(Items listed in a dataset)
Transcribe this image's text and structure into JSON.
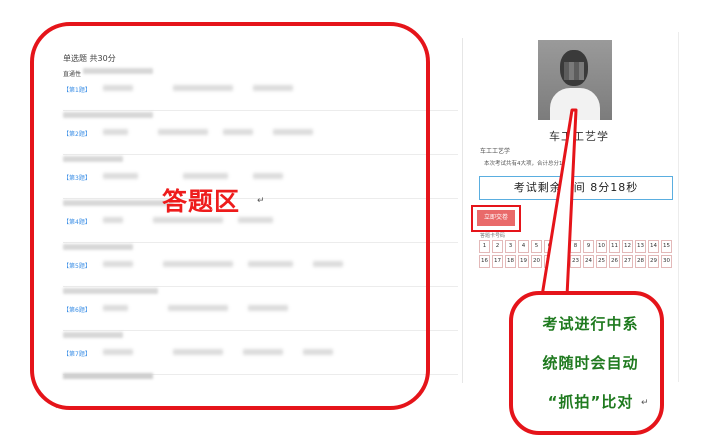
{
  "answer_area": {
    "section_title": "单选题 共30分",
    "first_stem_prefix": "直通性",
    "questions": [
      {
        "tag": "【第1题】"
      },
      {
        "tag": "【第2题】"
      },
      {
        "tag": "【第3题】"
      },
      {
        "tag": "【第4题】"
      },
      {
        "tag": "【第5题】"
      },
      {
        "tag": "【第6题】"
      },
      {
        "tag": "【第7题】"
      }
    ]
  },
  "info_panel": {
    "course_title": "车工工艺学",
    "course_subtitle": "车工工艺学",
    "exam_info": "本次考试共有4大项，合计总分10…",
    "timer": "考试剩余时间 8分18秒",
    "submit_label": "立即交卷",
    "answer_card_label": "答题卡号码",
    "question_numbers": [
      1,
      2,
      3,
      4,
      5,
      6,
      7,
      8,
      9,
      10,
      11,
      12,
      13,
      14,
      15,
      16,
      17,
      18,
      19,
      20,
      21,
      22,
      23,
      24,
      25,
      26,
      27,
      28,
      29,
      30
    ]
  },
  "annotations": {
    "answer_zone_label": "答题区",
    "callout_lines": [
      "考试进行中系",
      "统随时会自动",
      "“抓拍”比对"
    ],
    "accent_color": "#e5141a",
    "callout_text_color": "#1f7a1f"
  }
}
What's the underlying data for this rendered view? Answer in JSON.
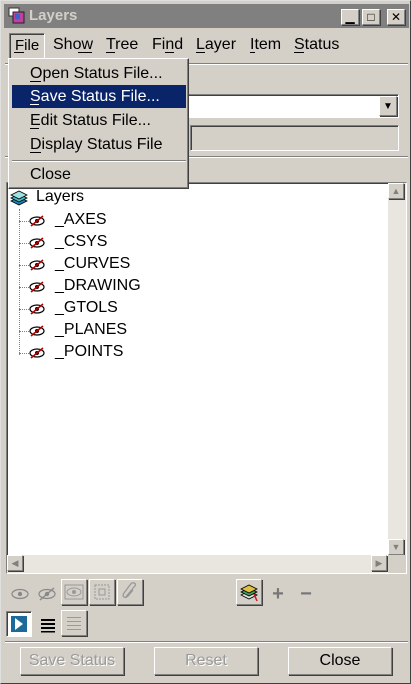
{
  "window": {
    "title": "Layers"
  },
  "titlebar_buttons": {
    "minimize": "▁",
    "maximize": "□",
    "close": "✕"
  },
  "menubar": {
    "items": [
      {
        "label": "File",
        "accel": "F"
      },
      {
        "label": "Show",
        "accel": "w"
      },
      {
        "label": "Tree",
        "accel": "T"
      },
      {
        "label": "Find",
        "accel": "n"
      },
      {
        "label": "Layer",
        "accel": "L"
      },
      {
        "label": "Item",
        "accel": "I"
      },
      {
        "label": "Status",
        "accel": "S"
      }
    ]
  },
  "file_menu": {
    "items": [
      {
        "label": "Open Status File...",
        "selected": false
      },
      {
        "label": "Save Status File...",
        "selected": true
      },
      {
        "label": "Edit Status File...",
        "selected": false
      },
      {
        "label": "Display Status File",
        "selected": false
      }
    ],
    "close_label": "Close"
  },
  "tree": {
    "root_label": "Layers",
    "layers": [
      "_AXES",
      "_CSYS",
      "_CURVES",
      "_DRAWING",
      "_GTOLS",
      "_PLANES",
      "_POINTS"
    ]
  },
  "toolbar": {
    "icons": [
      "eye-icon",
      "hidden-eye-icon",
      "isolate-icon",
      "blank-icon",
      "paperclip-icon",
      "new-layer-icon",
      "plus-icon",
      "minus-icon"
    ],
    "plus_glyph": "+",
    "minus_glyph": "−"
  },
  "buttons": {
    "save_status": "Save Status",
    "reset": "Reset",
    "close": "Close"
  },
  "colors": {
    "selection": "#0a246a",
    "face": "#d4d0c8",
    "title_inactive": "#808080"
  }
}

Short task ▸ Some lines of the data may hold the word "车工工艺学". Say how many do, with nothing else.

Full answer ▸ 2